> _EXERCISE BRIEF_:
Below is a set of records. Repeat all of them exactly.

[Lines of data]
┌──

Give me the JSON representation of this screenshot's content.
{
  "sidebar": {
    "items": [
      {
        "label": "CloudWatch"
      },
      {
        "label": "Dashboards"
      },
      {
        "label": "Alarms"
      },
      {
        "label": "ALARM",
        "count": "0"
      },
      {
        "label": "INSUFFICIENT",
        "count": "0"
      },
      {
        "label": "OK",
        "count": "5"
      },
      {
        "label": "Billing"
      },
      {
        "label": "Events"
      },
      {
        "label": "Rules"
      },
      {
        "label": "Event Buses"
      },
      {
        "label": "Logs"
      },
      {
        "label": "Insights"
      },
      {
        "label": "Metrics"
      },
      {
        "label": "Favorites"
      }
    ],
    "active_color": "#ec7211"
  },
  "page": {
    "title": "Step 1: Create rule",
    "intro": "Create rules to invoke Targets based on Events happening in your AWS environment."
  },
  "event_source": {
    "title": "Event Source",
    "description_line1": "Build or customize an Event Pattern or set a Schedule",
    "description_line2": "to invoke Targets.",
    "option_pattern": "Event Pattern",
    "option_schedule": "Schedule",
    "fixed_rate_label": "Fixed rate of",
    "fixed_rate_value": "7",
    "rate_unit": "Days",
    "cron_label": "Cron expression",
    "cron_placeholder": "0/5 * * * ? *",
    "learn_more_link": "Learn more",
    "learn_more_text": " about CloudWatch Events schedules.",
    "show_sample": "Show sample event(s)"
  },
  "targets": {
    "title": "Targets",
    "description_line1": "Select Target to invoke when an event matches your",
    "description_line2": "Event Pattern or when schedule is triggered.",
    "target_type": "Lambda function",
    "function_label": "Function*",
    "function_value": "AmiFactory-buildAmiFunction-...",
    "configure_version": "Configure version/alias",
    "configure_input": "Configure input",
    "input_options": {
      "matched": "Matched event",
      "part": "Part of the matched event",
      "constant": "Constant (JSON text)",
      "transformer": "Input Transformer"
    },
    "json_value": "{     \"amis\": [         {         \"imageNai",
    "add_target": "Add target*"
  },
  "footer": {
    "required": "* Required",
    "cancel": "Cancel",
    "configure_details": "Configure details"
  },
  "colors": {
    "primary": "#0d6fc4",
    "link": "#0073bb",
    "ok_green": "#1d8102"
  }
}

└──

> _SOLUTION TO THIS EXERCISE_:
Give me the JSON representation of this screenshot's content.
{
  "sidebar": {
    "items": [
      {
        "label": "CloudWatch"
      },
      {
        "label": "Dashboards"
      },
      {
        "label": "Alarms"
      },
      {
        "label": "ALARM",
        "count": "0"
      },
      {
        "label": "INSUFFICIENT",
        "count": "0"
      },
      {
        "label": "OK",
        "count": "5"
      },
      {
        "label": "Billing"
      },
      {
        "label": "Events"
      },
      {
        "label": "Rules"
      },
      {
        "label": "Event Buses"
      },
      {
        "label": "Logs"
      },
      {
        "label": "Insights"
      },
      {
        "label": "Metrics"
      },
      {
        "label": "Favorites"
      }
    ],
    "active_color": "#ec7211"
  },
  "page": {
    "title": "Step 1: Create rule",
    "intro": "Create rules to invoke Targets based on Events happening in your AWS environment."
  },
  "event_source": {
    "title": "Event Source",
    "description_line1": "Build or customize an Event Pattern or set a Schedule",
    "description_line2": "to invoke Targets.",
    "option_pattern": "Event Pattern",
    "option_schedule": "Schedule",
    "fixed_rate_label": "Fixed rate of",
    "fixed_rate_value": "7",
    "rate_unit": "Days",
    "cron_label": "Cron expression",
    "cron_placeholder": "0/5 * * * ? *",
    "learn_more_link": "Learn more",
    "learn_more_text": " about CloudWatch Events schedules.",
    "show_sample": "Show sample event(s)"
  },
  "targets": {
    "title": "Targets",
    "description_line1": "Select Target to invoke when an event matches your",
    "description_line2": "Event Pattern or when schedule is triggered.",
    "target_type": "Lambda function",
    "function_label": "Function*",
    "function_value": "AmiFactory-buildAmiFunction-...",
    "configure_version": "Configure version/alias",
    "configure_input": "Configure input",
    "input_options": {
      "matched": "Matched event",
      "part": "Part of the matched event",
      "constant": "Constant (JSON text)",
      "transformer": "Input Transformer"
    },
    "json_value": "{     \"amis\": [         {         \"imageNai",
    "add_target": "Add target*"
  },
  "footer": {
    "required": "* Required",
    "cancel": "Cancel",
    "configure_details": "Configure details"
  },
  "colors": {
    "primary": "#0d6fc4",
    "link": "#0073bb",
    "ok_green": "#1d8102"
  }
}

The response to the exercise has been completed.